Page transcription entries:
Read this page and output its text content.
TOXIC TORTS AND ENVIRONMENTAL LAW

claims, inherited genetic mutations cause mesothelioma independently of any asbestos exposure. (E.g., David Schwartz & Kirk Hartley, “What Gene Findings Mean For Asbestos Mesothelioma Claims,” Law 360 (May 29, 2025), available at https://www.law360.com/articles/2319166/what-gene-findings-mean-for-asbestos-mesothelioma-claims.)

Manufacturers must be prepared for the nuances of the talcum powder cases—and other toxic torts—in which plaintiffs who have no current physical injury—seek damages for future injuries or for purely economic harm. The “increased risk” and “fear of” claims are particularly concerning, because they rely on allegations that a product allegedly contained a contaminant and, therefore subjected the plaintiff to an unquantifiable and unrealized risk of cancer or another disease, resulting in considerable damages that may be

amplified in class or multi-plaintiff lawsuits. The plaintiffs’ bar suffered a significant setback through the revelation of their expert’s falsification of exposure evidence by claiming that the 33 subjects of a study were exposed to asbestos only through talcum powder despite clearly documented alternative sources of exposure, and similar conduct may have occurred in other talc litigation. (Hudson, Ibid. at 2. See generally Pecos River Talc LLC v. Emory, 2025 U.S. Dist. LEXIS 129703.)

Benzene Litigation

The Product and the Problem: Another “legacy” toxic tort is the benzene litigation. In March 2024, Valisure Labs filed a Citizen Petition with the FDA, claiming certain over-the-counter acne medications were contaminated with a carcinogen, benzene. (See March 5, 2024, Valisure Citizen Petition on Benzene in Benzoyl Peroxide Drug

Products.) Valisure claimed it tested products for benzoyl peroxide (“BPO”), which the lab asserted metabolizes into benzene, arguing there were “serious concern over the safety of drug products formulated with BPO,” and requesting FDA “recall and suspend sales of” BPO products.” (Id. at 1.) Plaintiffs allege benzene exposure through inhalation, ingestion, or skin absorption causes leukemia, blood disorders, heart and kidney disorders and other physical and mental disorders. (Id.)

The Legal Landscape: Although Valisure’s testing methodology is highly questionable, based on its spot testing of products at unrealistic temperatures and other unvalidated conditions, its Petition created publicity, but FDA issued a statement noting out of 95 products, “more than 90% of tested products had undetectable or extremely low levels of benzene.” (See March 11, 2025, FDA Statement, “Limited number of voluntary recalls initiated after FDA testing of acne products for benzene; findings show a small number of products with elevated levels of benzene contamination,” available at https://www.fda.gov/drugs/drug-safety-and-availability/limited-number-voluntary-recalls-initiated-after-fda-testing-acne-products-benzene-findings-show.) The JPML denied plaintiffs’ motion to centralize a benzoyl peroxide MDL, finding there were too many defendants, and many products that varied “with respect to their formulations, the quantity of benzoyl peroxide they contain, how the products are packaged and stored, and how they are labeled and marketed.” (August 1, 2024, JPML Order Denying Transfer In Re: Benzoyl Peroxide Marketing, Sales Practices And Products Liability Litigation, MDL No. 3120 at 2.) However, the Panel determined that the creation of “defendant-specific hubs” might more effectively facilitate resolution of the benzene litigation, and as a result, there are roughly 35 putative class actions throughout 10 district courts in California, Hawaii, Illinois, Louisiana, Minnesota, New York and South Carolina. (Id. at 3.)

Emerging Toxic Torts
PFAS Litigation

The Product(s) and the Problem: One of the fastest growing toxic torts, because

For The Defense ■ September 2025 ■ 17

...

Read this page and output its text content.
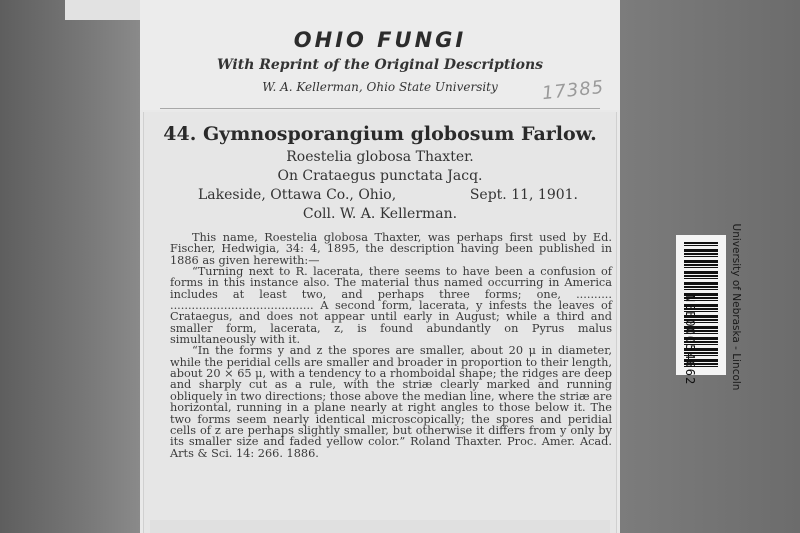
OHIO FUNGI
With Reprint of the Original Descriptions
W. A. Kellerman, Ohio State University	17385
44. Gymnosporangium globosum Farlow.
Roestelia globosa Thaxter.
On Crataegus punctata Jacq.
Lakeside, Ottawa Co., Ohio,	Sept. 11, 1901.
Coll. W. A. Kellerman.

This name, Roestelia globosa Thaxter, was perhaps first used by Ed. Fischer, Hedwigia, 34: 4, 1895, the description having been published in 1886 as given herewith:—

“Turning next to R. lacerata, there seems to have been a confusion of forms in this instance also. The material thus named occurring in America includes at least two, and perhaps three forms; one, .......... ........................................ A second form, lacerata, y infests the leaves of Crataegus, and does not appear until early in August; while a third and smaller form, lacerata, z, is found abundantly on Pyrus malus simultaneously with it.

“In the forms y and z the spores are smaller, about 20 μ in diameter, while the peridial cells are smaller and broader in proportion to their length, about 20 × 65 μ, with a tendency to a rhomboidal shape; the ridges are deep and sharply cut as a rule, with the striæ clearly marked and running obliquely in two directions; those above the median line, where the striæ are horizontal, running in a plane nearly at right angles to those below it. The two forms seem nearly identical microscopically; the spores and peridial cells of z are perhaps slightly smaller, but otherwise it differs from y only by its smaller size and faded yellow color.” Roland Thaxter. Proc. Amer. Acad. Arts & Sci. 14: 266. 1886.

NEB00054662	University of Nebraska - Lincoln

Problem to work on - Copy the lines of the entries above that mention "Kellerman".

Answer space -
W. A. Kellerman, Ohio State University	17385
Coll. W. A. Kellerman.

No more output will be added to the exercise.